▸ **WHAT THE TASK REQUIRES**
Reproduce every entry below precisely; do not include the pictures.

▸ **EXTRACTED ENTRIES**
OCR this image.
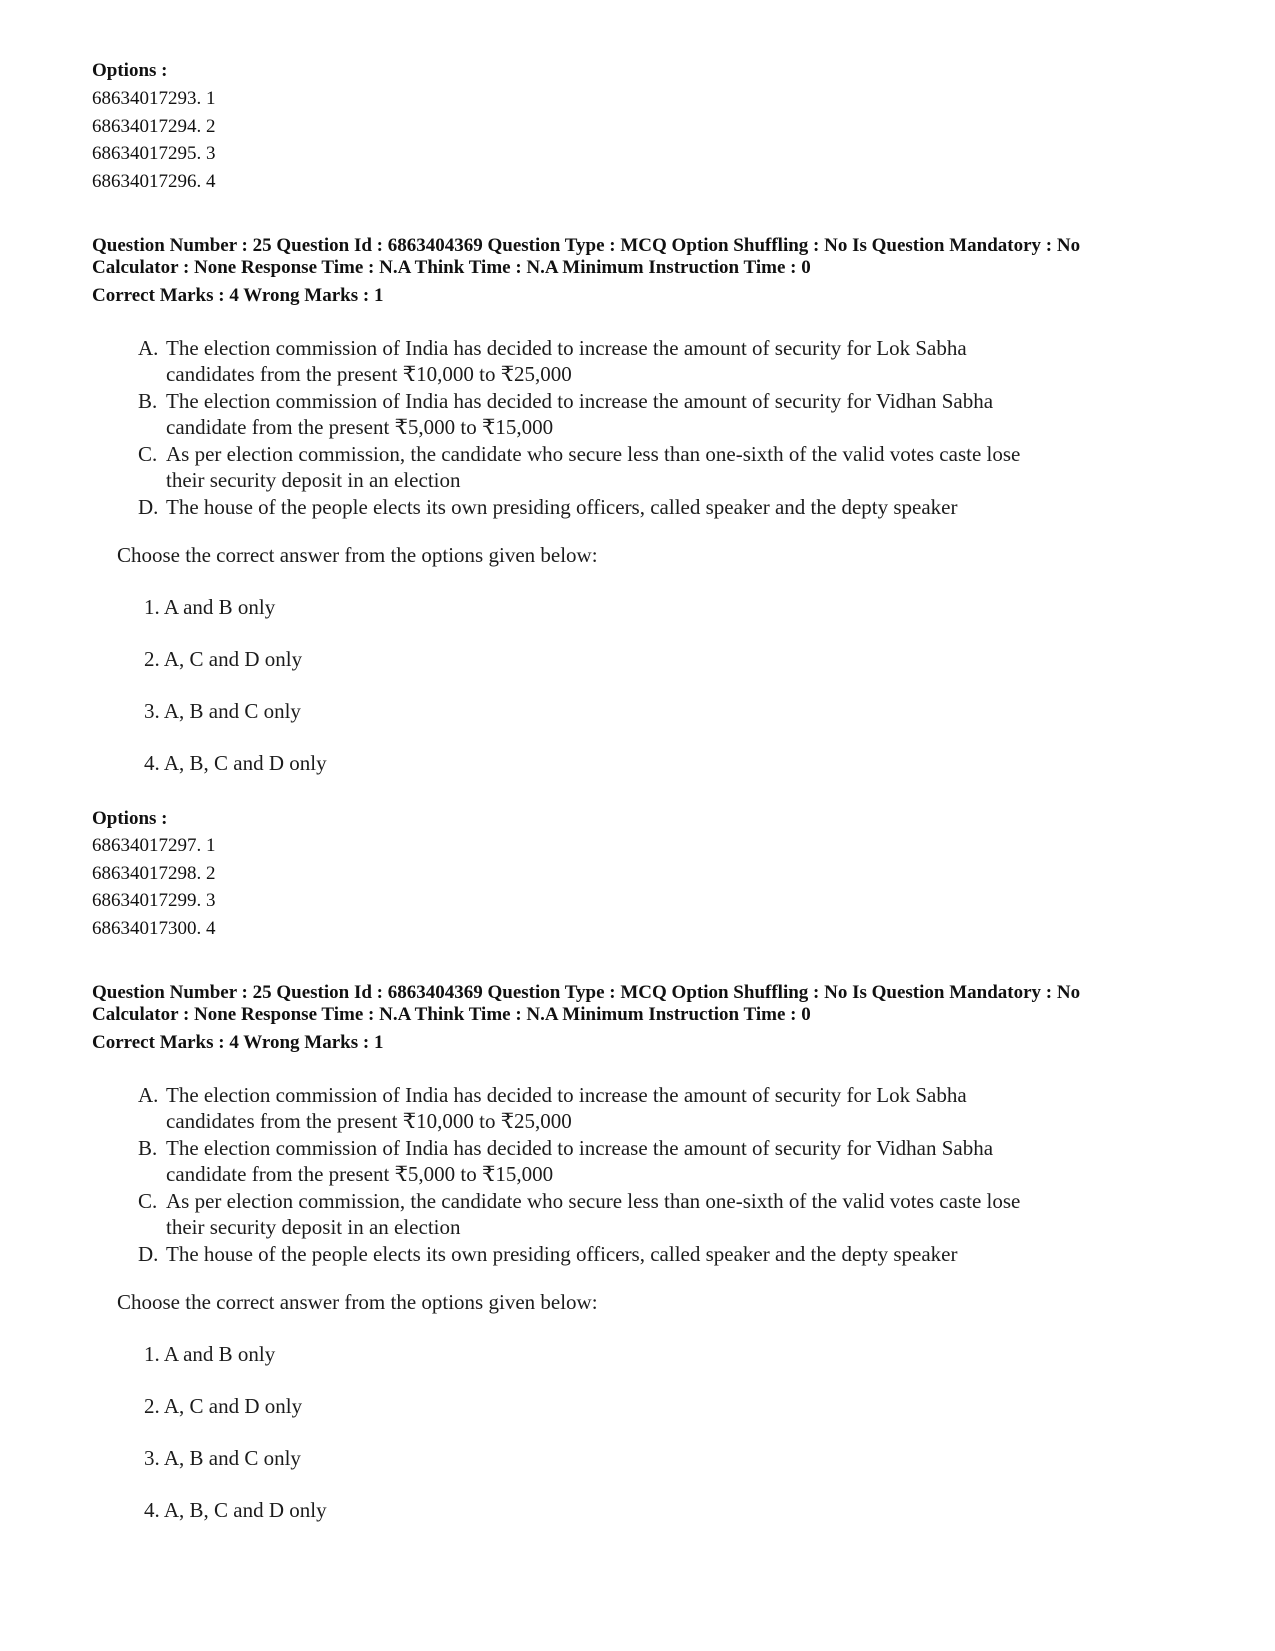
Options :
68634017293. 1
68634017294. 2
68634017295. 3
68634017296. 4
Question Number : 25 Question Id : 6863404369 Question Type : MCQ Option Shuffling : No Is Question Mandatory : No
Calculator : None Response Time : N.A Think Time : N.A Minimum Instruction Time : 0
Correct Marks : 4 Wrong Marks : 1
A. The election commission of India has decided to increase the amount of security for Lok Sabha
candidates from the present ₹10,000 to ₹25,000
B. The election commission of India has decided to increase the amount of security for Vidhan Sabha
candidate from the present ₹5,000 to ₹15,000
C. As per election commission, the candidate who secure less than one-sixth of the valid votes caste lose
their security deposit in an election
D. The house of the people elects its own presiding officers, called speaker and the depty speaker
Choose the correct answer from the options given below:
1. A and B only
2. A, C and D only
3. A, B and C only
4. A, B, C and D only
Options :
68634017297. 1
68634017298. 2
68634017299. 3
68634017300. 4
Question Number : 25 Question Id : 6863404369 Question Type : MCQ Option Shuffling : No Is Question Mandatory : No
Calculator : None Response Time : N.A Think Time : N.A Minimum Instruction Time : 0
Correct Marks : 4 Wrong Marks : 1
A. The election commission of India has decided to increase the amount of security for Lok Sabha
candidates from the present ₹10,000 to ₹25,000
B. The election commission of India has decided to increase the amount of security for Vidhan Sabha
candidate from the present ₹5,000 to ₹15,000
C. As per election commission, the candidate who secure less than one-sixth of the valid votes caste lose
their security deposit in an election
D. The house of the people elects its own presiding officers, called speaker and the depty speaker
Choose the correct answer from the options given below:
1. A and B only
2. A, C and D only
3. A, B and C only
4. A, B, C and D only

▸ **THE RESULT**
OCR this image.
Options :
68634017293. 1
68634017294. 2
68634017295. 3
68634017296. 4
Question Number : 25 Question Id : 6863404369 Question Type : MCQ Option Shuffling : No Is Question Mandatory : No
Calculator : None Response Time : N.A Think Time : N.A Minimum Instruction Time : 0
Correct Marks : 4 Wrong Marks : 1
A. The election commission of India has decided to increase the amount of security for Lok Sabha
candidates from the present ₹10,000 to ₹25,000
B. The election commission of India has decided to increase the amount of security for Vidhan Sabha
candidate from the present ₹5,000 to ₹15,000
C. As per election commission, the candidate who secure less than one-sixth of the valid votes caste lose
their security deposit in an election
D. The house of the people elects its own presiding officers, called speaker and the depty speaker
Choose the correct answer from the options given below:
1. A and B only
2. A, C and D only
3. A, B and C only
4. A, B, C and D only
Options :
68634017297. 1
68634017298. 2
68634017299. 3
68634017300. 4
Question Number : 25 Question Id : 6863404369 Question Type : MCQ Option Shuffling : No Is Question Mandatory : No
Calculator : None Response Time : N.A Think Time : N.A Minimum Instruction Time : 0
Correct Marks : 4 Wrong Marks : 1
A. The election commission of India has decided to increase the amount of security for Lok Sabha
candidates from the present ₹10,000 to ₹25,000
B. The election commission of India has decided to increase the amount of security for Vidhan Sabha
candidate from the present ₹5,000 to ₹15,000
C. As per election commission, the candidate who secure less than one-sixth of the valid votes caste lose
their security deposit in an election
D. The house of the people elects its own presiding officers, called speaker and the depty speaker
Choose the correct answer from the options given below:
1. A and B only
2. A, C and D only
3. A, B and C only
4. A, B, C and D only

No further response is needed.